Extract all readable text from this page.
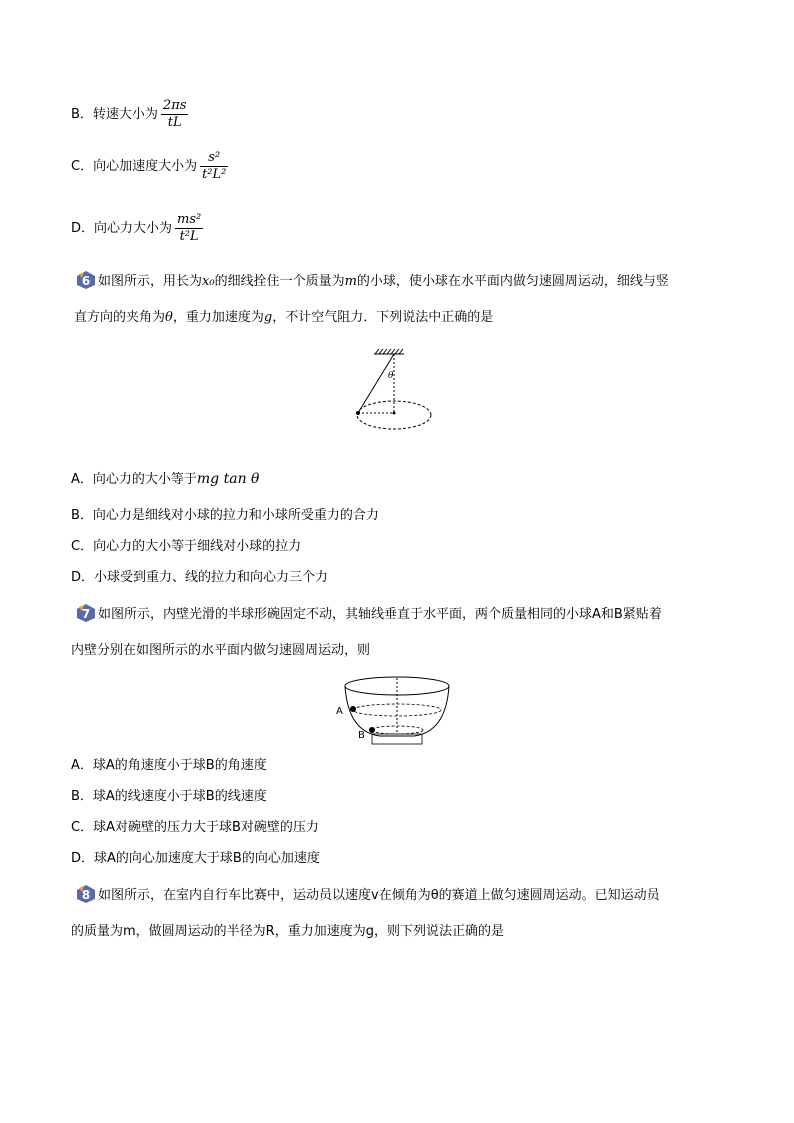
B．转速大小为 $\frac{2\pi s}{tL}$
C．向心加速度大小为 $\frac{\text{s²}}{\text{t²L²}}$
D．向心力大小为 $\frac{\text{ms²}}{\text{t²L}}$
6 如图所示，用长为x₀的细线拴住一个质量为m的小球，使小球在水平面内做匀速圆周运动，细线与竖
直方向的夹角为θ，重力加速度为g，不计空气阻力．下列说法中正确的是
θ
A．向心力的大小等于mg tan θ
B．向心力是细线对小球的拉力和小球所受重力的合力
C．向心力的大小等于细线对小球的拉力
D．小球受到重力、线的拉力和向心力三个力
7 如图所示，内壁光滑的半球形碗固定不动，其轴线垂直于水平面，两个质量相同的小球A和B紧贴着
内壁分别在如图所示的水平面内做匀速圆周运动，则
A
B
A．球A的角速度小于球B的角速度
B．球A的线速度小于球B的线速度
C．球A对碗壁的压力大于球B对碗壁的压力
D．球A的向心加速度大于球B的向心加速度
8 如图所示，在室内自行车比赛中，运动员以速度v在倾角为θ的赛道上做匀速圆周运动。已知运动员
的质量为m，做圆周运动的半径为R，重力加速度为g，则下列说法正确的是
----
WHAT IS EXPECTED: Write every record out again exactly; no pictures belong in the copy.

EXERCISE RESPONSE:
Extract all readable text from this page.
B．转速大小为 $\frac{2\pi s}{tL}$
C．向心加速度大小为 $\frac{\text{s²}}{\text{t²L²}}$
D．向心力大小为 $\frac{\text{ms²}}{\text{t²L}}$
6 如图所示，用长为x₀的细线拴住一个质量为m的小球，使小球在水平面内做匀速圆周运动，细线与竖
直方向的夹角为θ，重力加速度为g，不计空气阻力．下列说法中正确的是
θ
A．向心力的大小等于mg tan θ
B．向心力是细线对小球的拉力和小球所受重力的合力
C．向心力的大小等于细线对小球的拉力
D．小球受到重力、线的拉力和向心力三个力
7 如图所示，内壁光滑的半球形碗固定不动，其轴线垂直于水平面，两个质量相同的小球A和B紧贴着
内壁分别在如图所示的水平面内做匀速圆周运动，则
A
B
A．球A的角速度小于球B的角速度
B．球A的线速度小于球B的线速度
C．球A对碗壁的压力大于球B对碗壁的压力
D．球A的向心加速度大于球B的向心加速度
8 如图所示，在室内自行车比赛中，运动员以速度v在倾角为θ的赛道上做匀速圆周运动。已知运动员
的质量为m，做圆周运动的半径为R，重力加速度为g，则下列说法正确的是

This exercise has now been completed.